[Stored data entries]
════════

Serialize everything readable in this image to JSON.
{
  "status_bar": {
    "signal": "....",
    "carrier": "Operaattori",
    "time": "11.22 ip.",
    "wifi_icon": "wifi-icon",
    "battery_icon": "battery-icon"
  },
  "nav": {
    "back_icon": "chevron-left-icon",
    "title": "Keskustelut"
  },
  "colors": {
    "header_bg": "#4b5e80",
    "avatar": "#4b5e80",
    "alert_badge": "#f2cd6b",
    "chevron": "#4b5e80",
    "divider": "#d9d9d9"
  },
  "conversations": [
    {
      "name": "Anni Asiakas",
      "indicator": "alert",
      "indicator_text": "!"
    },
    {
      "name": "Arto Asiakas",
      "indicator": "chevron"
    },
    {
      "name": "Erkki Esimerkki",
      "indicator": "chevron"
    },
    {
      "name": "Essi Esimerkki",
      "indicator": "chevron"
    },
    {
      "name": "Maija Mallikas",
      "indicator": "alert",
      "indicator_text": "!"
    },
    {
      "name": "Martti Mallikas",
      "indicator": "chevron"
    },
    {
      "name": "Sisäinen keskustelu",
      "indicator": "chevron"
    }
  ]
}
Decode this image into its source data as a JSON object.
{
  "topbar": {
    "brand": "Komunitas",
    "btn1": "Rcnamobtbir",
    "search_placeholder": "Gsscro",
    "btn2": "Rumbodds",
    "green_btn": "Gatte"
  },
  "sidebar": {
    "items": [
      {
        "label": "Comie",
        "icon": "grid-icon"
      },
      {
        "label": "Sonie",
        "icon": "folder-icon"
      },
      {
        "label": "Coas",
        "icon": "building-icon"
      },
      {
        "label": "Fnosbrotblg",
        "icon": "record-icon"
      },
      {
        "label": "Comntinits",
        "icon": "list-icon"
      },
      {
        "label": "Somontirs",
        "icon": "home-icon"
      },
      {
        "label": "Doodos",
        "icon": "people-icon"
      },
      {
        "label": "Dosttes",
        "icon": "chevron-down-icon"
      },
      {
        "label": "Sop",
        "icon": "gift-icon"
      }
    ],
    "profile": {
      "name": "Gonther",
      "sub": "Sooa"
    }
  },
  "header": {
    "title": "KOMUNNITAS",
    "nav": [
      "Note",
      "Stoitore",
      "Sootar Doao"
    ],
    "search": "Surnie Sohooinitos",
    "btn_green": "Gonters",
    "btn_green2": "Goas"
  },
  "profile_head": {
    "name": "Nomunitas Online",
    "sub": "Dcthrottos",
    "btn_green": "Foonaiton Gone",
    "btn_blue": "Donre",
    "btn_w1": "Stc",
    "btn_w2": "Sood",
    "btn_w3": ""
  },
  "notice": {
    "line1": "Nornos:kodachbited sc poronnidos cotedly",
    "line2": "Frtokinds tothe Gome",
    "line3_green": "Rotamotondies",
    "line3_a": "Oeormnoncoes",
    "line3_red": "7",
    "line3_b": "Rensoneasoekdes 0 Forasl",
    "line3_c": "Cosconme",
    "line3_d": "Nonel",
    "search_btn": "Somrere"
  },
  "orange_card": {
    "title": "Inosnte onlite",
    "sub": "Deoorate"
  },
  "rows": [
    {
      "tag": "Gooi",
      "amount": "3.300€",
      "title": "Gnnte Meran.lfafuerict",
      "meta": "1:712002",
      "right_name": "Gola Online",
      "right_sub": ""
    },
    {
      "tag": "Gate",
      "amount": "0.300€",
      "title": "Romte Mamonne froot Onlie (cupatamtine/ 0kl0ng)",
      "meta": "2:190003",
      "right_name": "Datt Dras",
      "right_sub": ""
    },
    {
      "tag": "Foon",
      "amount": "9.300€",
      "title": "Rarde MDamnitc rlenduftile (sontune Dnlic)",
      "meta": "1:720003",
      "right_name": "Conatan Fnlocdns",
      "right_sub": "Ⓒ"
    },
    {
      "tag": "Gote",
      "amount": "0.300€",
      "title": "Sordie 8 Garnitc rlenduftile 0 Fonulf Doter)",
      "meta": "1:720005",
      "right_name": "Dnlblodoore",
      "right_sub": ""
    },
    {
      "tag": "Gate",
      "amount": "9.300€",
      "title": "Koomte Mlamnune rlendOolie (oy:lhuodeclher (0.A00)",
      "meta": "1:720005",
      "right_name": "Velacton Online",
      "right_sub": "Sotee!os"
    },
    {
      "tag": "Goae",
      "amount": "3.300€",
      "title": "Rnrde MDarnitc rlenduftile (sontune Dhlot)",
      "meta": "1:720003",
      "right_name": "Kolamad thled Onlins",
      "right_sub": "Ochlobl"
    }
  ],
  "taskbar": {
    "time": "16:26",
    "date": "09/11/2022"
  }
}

════════

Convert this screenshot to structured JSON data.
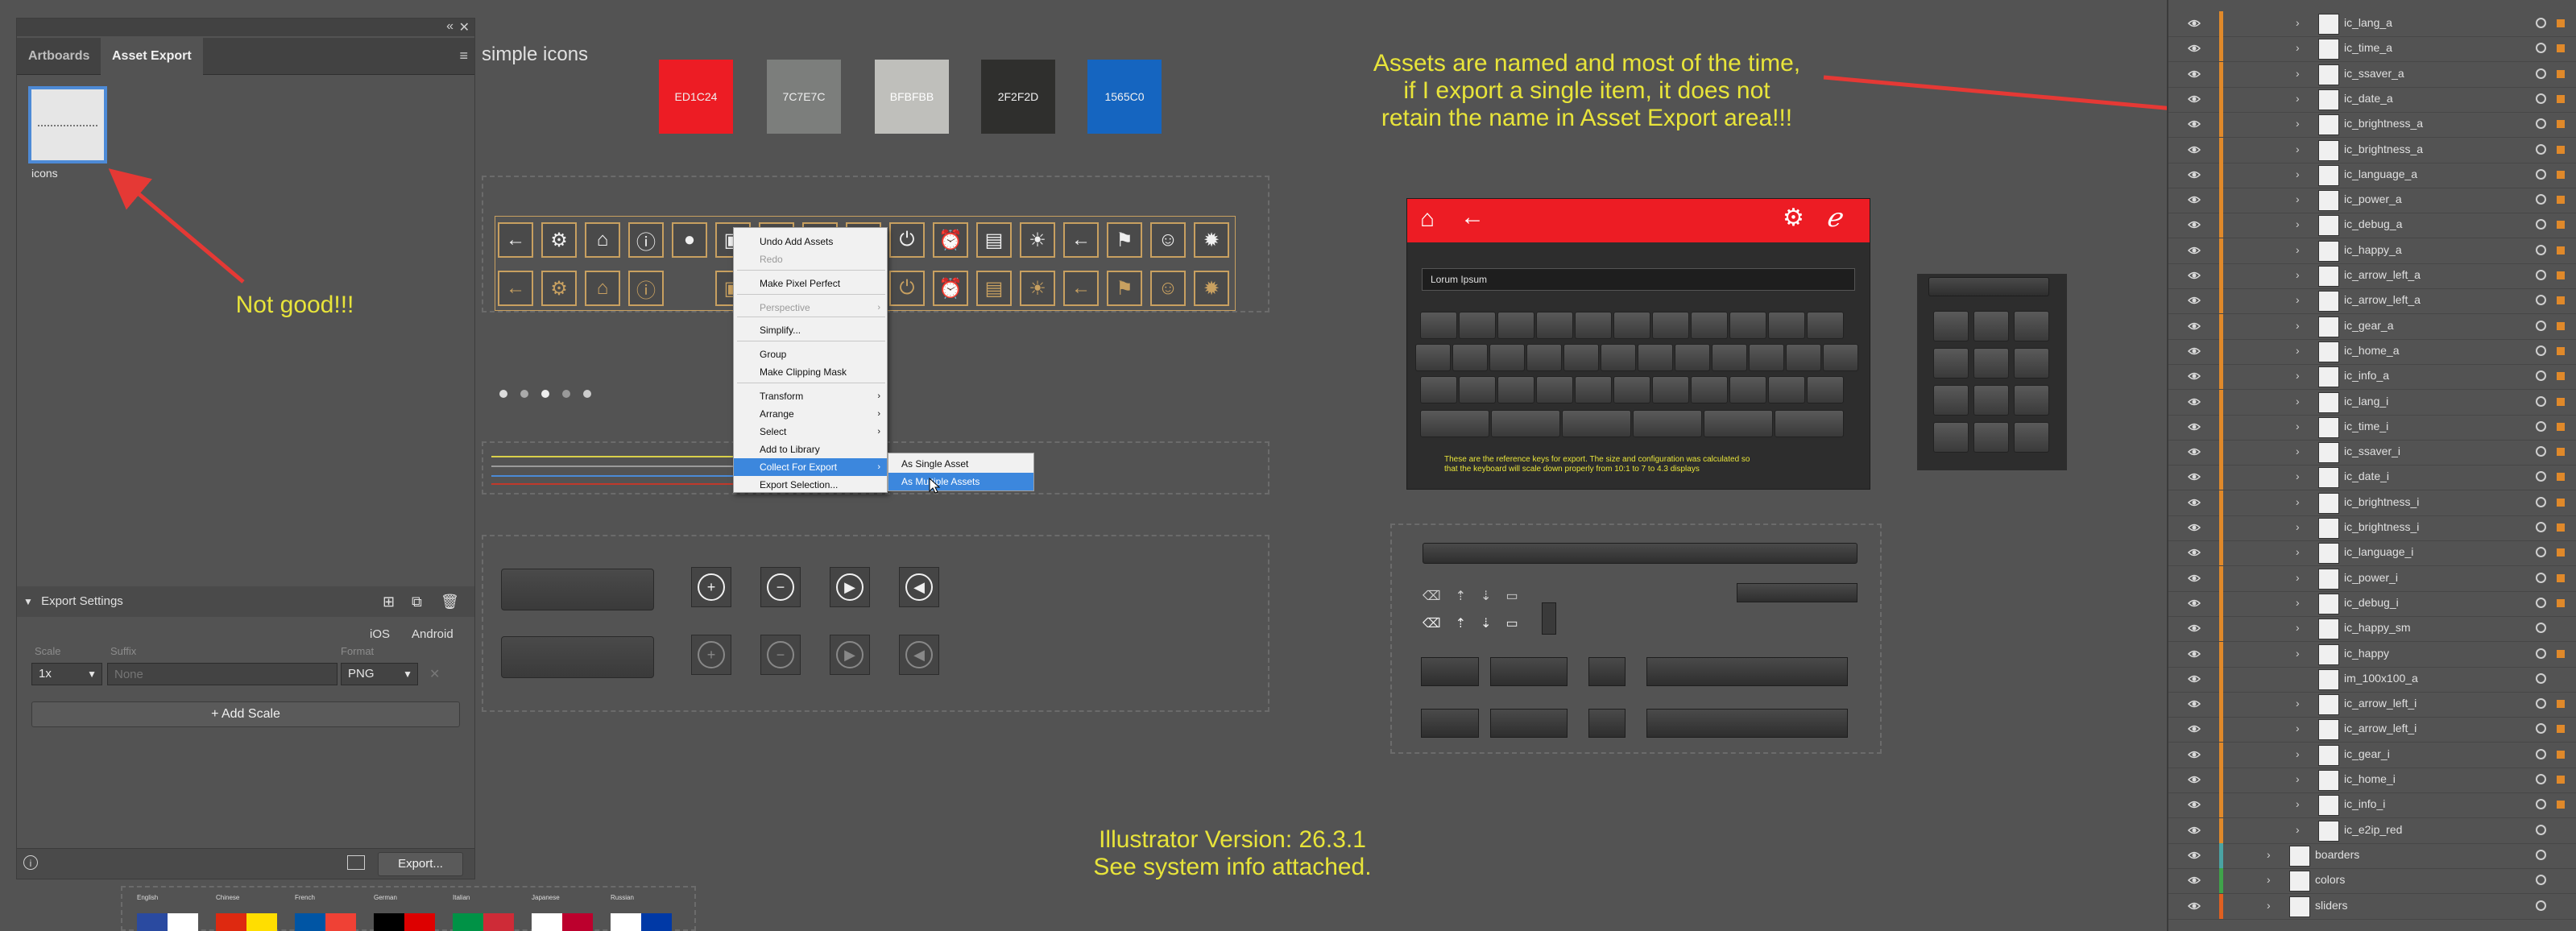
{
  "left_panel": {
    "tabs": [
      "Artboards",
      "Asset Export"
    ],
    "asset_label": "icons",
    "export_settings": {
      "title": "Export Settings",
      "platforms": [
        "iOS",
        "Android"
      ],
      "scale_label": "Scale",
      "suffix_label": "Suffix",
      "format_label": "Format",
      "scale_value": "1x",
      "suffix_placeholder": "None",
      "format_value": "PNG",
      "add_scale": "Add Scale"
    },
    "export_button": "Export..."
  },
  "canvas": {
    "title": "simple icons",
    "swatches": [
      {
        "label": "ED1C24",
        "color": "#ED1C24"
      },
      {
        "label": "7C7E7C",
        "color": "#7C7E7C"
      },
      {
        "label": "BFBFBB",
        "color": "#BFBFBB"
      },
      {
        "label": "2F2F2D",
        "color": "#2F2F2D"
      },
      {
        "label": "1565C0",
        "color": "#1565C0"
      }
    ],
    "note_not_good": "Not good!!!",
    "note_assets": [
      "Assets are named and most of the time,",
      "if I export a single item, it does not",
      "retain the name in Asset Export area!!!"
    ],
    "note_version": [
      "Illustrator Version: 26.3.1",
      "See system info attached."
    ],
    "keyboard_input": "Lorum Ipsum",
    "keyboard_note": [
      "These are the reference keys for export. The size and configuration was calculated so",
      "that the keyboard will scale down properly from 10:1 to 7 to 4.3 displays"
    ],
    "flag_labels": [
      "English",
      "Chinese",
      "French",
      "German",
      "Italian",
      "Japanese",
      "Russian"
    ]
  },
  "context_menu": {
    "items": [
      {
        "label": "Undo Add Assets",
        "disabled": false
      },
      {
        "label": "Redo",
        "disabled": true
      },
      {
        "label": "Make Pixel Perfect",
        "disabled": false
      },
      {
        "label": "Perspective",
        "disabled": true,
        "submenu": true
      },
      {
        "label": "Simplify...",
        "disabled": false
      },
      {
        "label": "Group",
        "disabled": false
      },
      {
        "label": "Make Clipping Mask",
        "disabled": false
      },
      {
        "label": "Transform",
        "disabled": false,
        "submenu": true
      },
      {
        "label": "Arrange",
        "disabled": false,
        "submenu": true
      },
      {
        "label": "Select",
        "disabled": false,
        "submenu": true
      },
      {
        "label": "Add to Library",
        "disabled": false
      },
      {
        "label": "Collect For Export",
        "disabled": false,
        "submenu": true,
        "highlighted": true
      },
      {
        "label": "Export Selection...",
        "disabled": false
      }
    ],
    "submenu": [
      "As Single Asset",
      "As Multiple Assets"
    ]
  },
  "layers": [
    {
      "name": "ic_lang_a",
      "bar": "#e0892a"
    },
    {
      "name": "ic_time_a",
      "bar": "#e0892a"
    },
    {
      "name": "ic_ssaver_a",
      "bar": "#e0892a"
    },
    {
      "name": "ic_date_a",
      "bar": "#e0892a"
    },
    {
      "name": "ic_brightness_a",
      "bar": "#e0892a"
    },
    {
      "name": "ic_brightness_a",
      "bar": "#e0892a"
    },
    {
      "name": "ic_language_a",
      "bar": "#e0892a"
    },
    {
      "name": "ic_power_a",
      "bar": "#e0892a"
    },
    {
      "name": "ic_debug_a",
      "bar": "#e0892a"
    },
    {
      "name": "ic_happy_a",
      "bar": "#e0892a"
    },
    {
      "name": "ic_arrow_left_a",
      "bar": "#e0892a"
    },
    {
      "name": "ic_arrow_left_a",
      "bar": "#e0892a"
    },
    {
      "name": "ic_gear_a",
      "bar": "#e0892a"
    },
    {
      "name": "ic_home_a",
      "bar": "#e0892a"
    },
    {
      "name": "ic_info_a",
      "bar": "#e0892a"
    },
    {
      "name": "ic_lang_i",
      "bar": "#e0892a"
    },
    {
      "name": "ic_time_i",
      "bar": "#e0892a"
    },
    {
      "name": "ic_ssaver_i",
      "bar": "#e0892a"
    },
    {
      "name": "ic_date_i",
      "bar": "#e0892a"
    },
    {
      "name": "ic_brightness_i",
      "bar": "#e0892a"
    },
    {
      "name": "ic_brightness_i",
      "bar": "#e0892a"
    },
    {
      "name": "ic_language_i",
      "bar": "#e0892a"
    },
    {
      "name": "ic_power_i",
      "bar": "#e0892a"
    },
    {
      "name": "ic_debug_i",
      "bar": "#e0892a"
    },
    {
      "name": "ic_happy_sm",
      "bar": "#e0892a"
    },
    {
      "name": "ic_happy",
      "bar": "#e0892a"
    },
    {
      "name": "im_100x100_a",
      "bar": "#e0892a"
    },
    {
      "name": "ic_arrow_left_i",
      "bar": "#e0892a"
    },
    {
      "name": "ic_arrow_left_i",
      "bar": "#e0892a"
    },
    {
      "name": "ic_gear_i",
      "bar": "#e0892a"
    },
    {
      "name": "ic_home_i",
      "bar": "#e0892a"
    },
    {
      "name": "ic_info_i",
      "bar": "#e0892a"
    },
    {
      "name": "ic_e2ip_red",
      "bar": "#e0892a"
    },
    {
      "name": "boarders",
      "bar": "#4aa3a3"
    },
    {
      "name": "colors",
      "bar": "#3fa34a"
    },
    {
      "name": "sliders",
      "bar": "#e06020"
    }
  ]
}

════════

Exercise task - Pick out each line above that includes "rlenduftile" and show it.

Complete response -
      "title": "Rarde MDamnitc rlenduftile (sontune Dnlic)",
      "title": "Sordie 8 Garnitc rlenduftile 0 Fonulf Doter)",
      "title": "Rnrde MDarnitc rlenduftile (sontune Dhlot)",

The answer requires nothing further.